• [Aim]: Find the lines containing the word "фосфора" and copy every one of them.

• [Working data]:

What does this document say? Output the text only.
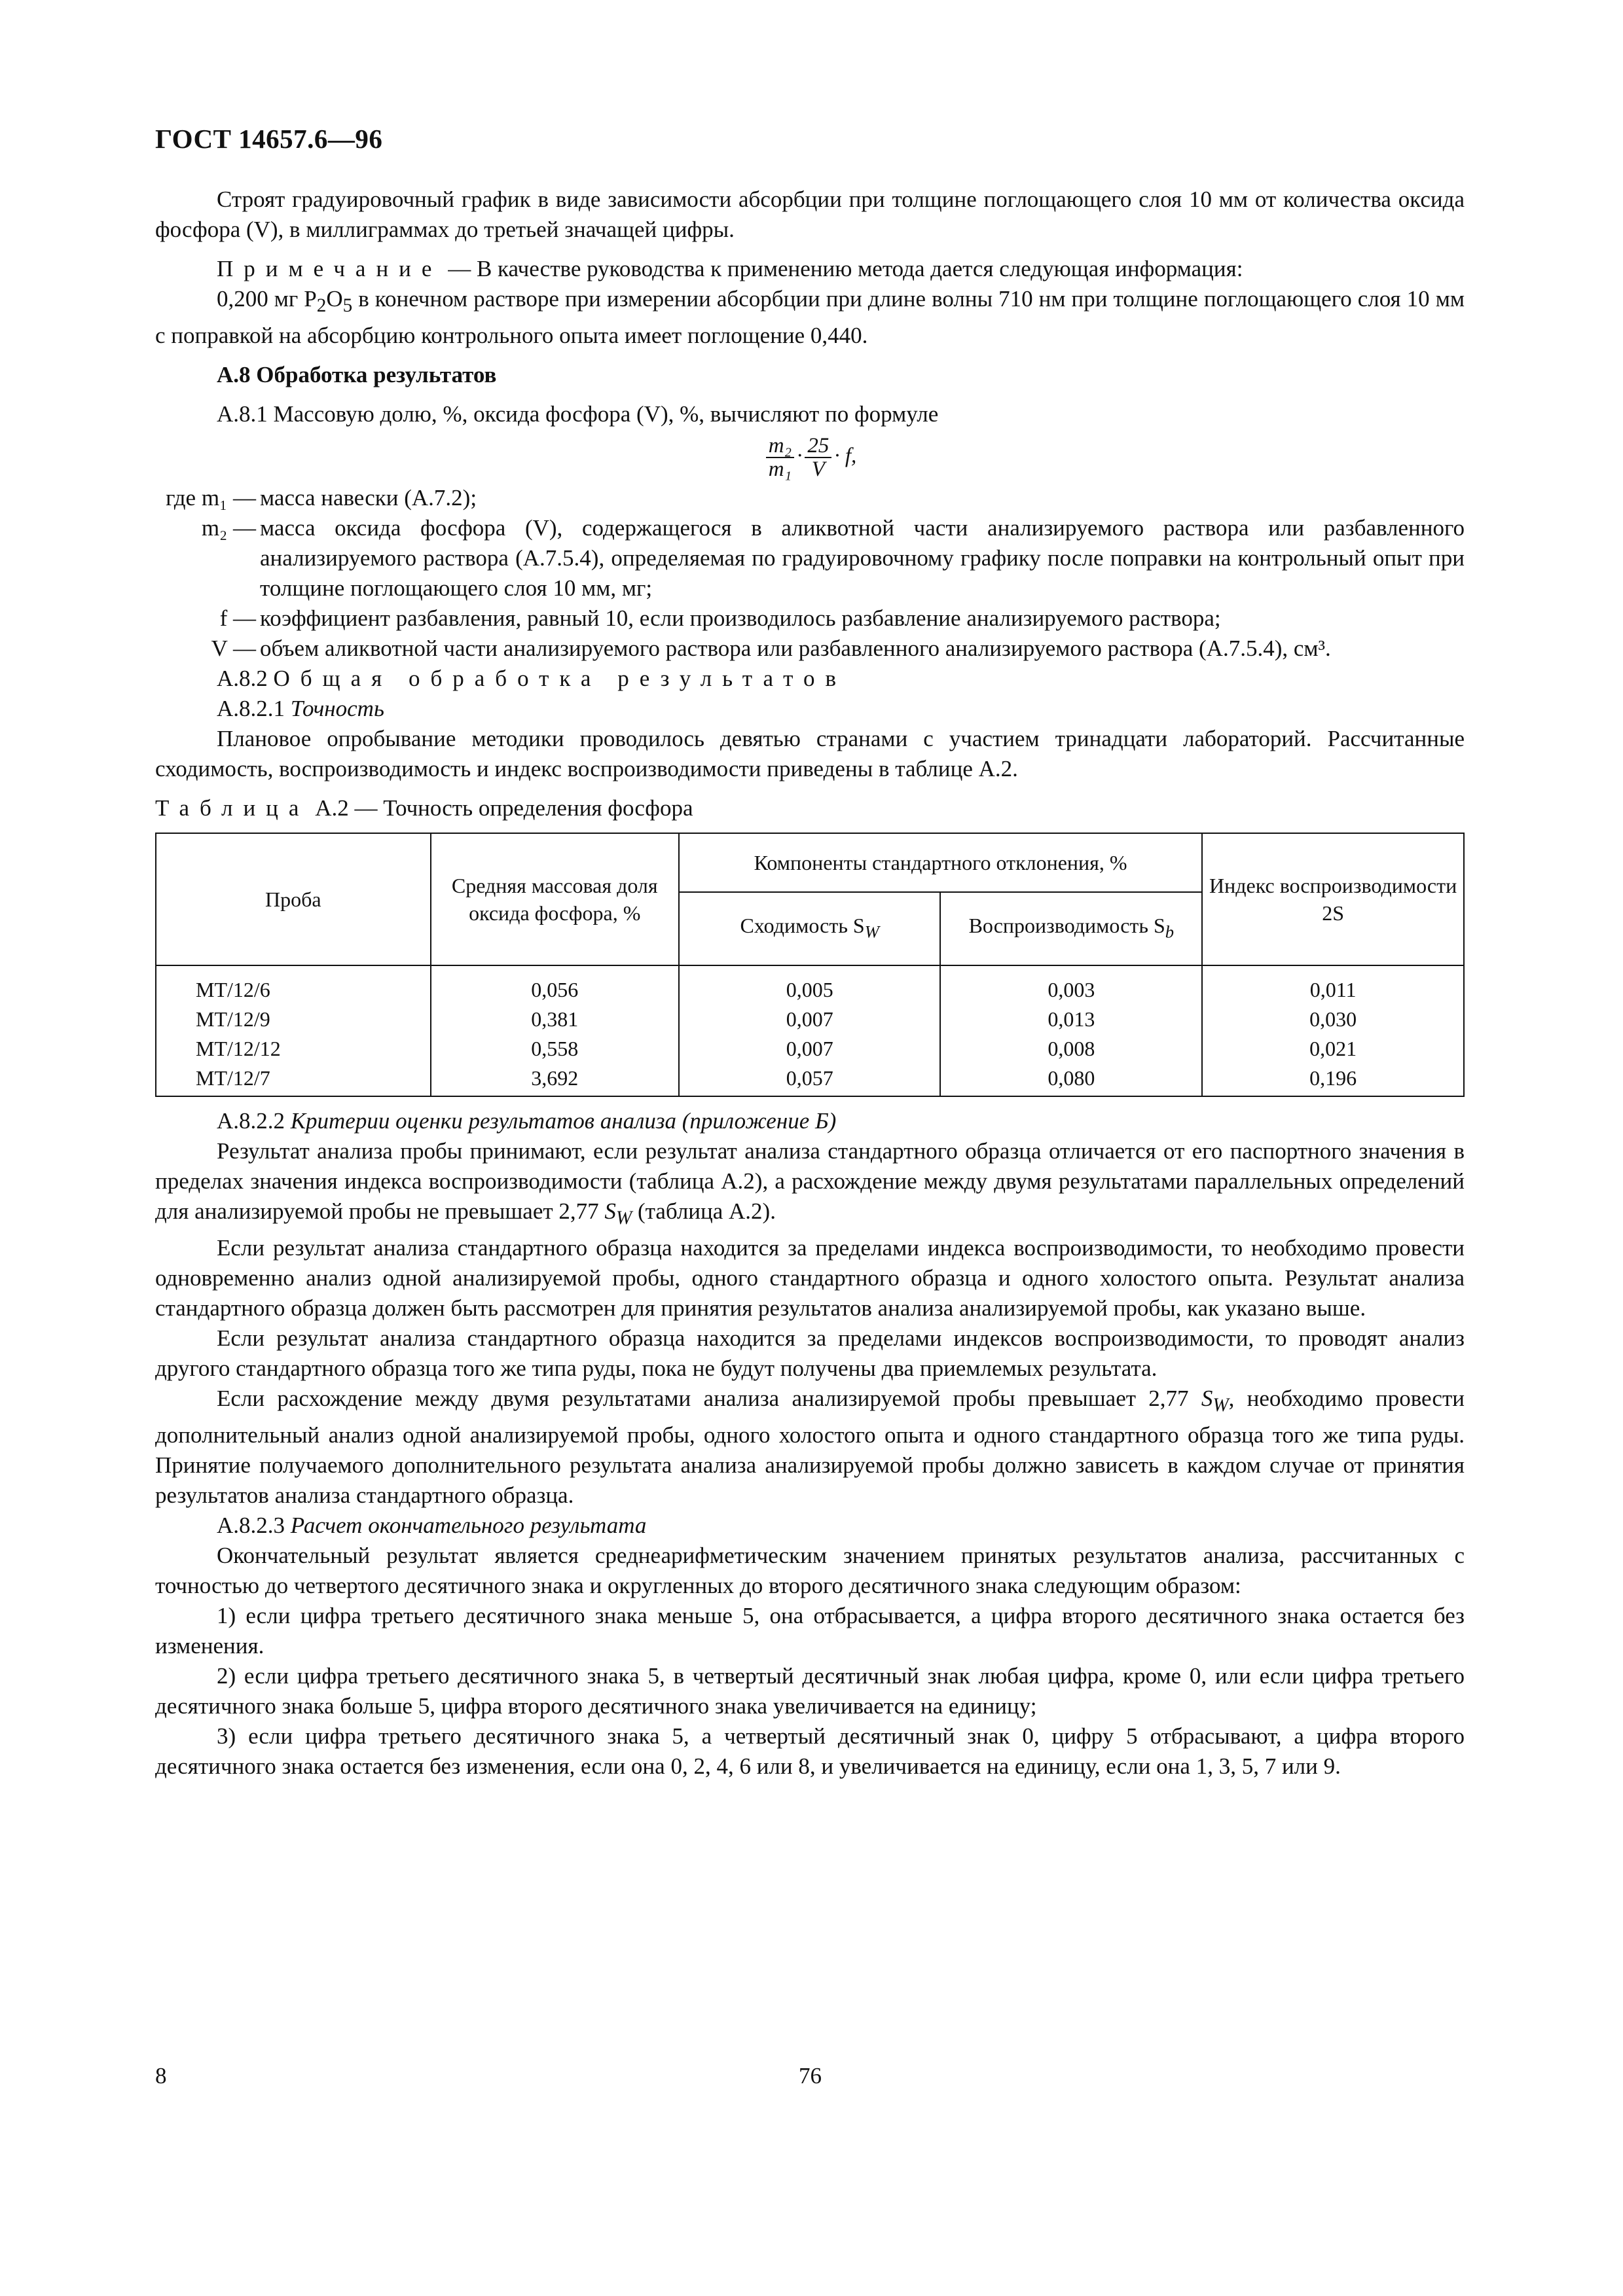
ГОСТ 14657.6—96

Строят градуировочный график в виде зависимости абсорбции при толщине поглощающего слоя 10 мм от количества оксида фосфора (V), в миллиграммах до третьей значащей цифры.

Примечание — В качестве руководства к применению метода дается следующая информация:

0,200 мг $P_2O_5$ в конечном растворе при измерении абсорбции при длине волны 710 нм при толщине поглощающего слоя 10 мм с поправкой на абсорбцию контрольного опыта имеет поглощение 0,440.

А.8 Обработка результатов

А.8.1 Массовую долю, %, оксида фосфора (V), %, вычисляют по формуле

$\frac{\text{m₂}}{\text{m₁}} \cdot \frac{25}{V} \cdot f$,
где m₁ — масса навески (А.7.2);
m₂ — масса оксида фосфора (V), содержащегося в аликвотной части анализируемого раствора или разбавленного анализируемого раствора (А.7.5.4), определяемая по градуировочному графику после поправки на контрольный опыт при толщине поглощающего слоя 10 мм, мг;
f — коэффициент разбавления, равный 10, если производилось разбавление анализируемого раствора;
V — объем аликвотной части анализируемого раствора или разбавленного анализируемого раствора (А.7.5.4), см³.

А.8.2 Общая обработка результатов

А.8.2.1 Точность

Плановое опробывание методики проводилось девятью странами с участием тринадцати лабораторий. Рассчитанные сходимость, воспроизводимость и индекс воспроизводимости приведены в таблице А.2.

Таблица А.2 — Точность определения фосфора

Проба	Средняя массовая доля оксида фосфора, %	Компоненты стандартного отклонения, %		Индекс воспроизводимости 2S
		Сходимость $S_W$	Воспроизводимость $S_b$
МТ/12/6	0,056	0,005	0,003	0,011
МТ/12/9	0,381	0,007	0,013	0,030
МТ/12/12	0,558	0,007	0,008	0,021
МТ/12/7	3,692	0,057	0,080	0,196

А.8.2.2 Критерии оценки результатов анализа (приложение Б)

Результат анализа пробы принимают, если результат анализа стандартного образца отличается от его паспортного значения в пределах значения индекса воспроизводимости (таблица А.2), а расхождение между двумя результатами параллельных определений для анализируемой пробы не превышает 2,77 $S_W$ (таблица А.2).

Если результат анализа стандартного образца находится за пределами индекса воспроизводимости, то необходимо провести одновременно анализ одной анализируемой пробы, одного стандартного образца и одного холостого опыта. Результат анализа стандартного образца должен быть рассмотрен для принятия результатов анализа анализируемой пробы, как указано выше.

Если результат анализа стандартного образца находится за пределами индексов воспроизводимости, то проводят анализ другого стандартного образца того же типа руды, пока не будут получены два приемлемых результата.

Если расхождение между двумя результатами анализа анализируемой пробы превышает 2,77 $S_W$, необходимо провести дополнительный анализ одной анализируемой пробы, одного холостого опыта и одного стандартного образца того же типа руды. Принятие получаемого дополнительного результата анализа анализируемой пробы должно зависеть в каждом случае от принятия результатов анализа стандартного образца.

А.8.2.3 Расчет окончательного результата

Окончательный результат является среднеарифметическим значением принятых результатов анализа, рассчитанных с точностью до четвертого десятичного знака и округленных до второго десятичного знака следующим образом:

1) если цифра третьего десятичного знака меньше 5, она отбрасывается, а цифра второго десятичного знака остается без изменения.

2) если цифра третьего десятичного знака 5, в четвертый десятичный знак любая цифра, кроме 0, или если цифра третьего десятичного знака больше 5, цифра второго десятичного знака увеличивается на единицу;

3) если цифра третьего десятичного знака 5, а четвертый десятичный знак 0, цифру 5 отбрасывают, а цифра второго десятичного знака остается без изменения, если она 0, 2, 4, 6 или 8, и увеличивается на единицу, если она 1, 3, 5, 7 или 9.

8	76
...
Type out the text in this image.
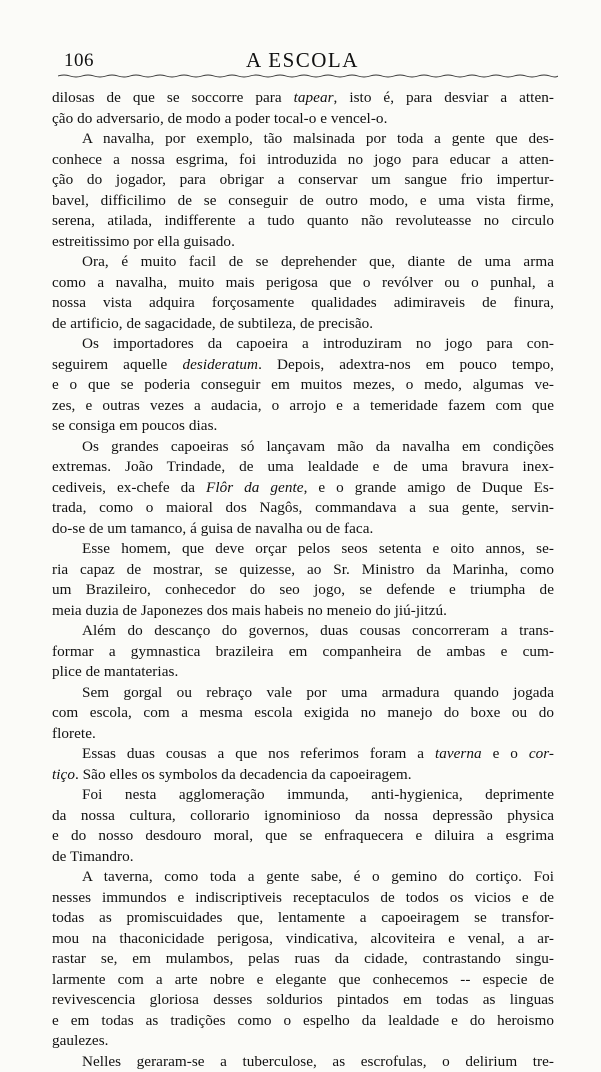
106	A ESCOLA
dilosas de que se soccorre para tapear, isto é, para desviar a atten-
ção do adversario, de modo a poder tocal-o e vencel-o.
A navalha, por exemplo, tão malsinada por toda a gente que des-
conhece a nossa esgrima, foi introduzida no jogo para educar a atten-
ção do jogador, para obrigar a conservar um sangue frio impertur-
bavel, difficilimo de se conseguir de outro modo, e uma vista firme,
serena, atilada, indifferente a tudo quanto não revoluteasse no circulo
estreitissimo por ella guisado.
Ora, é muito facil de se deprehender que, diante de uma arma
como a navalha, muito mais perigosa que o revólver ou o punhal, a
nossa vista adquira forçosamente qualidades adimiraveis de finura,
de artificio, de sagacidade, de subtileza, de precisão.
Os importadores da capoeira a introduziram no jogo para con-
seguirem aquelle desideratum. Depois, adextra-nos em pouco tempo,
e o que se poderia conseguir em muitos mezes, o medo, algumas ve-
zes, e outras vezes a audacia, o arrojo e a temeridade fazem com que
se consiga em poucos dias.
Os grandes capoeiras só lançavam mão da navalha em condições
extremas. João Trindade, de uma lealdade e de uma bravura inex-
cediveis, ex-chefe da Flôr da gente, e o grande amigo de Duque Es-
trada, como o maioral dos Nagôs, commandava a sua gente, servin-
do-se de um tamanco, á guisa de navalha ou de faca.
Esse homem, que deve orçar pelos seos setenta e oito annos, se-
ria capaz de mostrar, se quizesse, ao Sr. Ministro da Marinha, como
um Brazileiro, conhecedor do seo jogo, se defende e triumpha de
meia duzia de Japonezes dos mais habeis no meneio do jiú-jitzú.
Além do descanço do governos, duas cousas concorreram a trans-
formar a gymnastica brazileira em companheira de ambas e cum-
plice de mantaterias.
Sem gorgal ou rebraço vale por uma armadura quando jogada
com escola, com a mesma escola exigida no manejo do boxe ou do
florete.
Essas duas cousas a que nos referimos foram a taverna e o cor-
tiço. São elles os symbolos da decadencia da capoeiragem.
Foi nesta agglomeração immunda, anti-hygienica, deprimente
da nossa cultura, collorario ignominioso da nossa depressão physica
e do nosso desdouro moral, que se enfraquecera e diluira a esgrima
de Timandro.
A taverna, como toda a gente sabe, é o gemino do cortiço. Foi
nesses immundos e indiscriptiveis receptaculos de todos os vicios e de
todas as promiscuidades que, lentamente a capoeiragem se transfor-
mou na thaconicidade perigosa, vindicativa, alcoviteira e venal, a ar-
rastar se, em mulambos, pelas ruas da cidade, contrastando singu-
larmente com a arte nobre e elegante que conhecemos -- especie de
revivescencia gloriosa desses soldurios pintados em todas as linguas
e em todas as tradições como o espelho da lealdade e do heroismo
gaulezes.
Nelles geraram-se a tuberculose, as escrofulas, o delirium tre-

• [The response]:
Строят градуировочный график в виде зависимости абсорбции при толщине поглощающего слоя 10 мм от количества оксида фосфора (V), в миллиграммах до третьей значащей цифры.
А.8.1 Массовую долю, %, оксида фосфора (V), %, вычисляют по формуле
m₂ — масса оксида фосфора (V), содержащегося в аликвотной части анализируемого раствора или разбавленного анализируемого раствора (А.7.5.4), определяемая по градуировочному графику после поправки на контрольный опыт при толщине поглощающего слоя 10 мм, мг;
Таблица А.2 — Точность определения фосфора
Проба	Средняя массовая доля оксида фосфора, %	Компоненты стандартного отклонения, %		Индекс воспроизводимости 2S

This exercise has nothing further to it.